Locate each line in the records containing "title". Copy it.
═══ Working data ═══
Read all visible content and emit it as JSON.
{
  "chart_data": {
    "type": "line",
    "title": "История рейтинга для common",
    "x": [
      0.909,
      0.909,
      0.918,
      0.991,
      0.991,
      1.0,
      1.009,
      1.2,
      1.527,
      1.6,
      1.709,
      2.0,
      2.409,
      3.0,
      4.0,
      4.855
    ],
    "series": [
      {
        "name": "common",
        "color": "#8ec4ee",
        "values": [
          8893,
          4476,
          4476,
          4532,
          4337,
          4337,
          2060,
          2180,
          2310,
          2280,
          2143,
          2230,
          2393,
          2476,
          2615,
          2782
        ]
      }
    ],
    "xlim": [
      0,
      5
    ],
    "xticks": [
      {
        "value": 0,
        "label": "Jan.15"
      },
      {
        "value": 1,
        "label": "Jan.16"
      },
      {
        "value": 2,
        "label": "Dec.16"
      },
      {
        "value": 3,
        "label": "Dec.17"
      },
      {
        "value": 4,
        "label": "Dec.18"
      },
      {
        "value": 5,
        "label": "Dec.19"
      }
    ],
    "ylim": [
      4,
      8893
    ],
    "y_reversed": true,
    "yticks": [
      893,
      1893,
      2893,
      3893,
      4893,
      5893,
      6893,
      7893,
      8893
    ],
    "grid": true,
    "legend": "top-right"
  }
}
═══
═══ Working data ═══
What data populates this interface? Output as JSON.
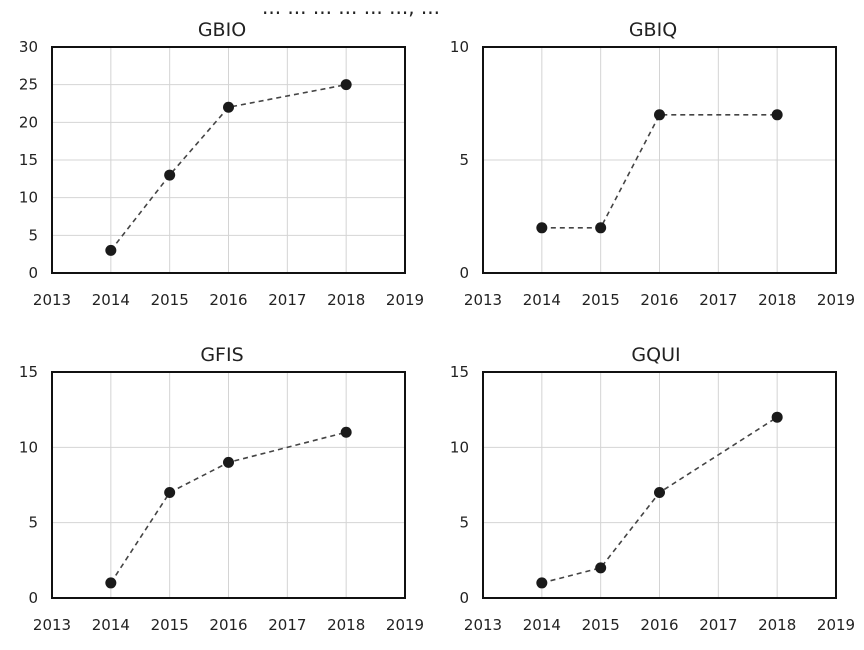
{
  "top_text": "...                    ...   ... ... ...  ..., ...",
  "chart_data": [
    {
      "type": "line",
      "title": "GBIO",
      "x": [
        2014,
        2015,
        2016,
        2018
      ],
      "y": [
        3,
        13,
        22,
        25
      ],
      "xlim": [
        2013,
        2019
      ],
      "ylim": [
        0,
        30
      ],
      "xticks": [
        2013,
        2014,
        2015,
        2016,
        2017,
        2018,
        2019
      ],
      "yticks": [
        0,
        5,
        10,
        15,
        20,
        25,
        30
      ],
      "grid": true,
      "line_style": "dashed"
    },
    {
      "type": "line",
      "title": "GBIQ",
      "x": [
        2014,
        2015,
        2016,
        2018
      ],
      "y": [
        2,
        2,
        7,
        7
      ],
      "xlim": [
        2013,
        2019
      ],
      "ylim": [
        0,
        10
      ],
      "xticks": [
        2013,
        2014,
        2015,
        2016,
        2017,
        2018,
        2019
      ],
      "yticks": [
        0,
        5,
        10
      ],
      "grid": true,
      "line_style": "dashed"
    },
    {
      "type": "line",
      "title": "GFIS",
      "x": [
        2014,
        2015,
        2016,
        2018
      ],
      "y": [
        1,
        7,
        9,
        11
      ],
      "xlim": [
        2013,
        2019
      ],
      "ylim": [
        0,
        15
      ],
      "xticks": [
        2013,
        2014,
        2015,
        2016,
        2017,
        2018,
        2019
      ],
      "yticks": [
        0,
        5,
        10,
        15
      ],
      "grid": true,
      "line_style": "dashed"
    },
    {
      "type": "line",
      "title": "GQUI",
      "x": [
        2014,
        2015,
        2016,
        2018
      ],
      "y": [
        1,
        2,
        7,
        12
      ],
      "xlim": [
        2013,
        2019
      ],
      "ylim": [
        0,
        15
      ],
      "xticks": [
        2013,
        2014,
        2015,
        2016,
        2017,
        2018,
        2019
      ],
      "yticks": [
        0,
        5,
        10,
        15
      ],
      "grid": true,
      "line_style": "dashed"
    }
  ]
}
═══
● **Response**
    "title": "История рейтинга для common",
      "title": "GBIO",
      "title": "GBIQ",
      "title": "GFIS",
      "title": "GQUI",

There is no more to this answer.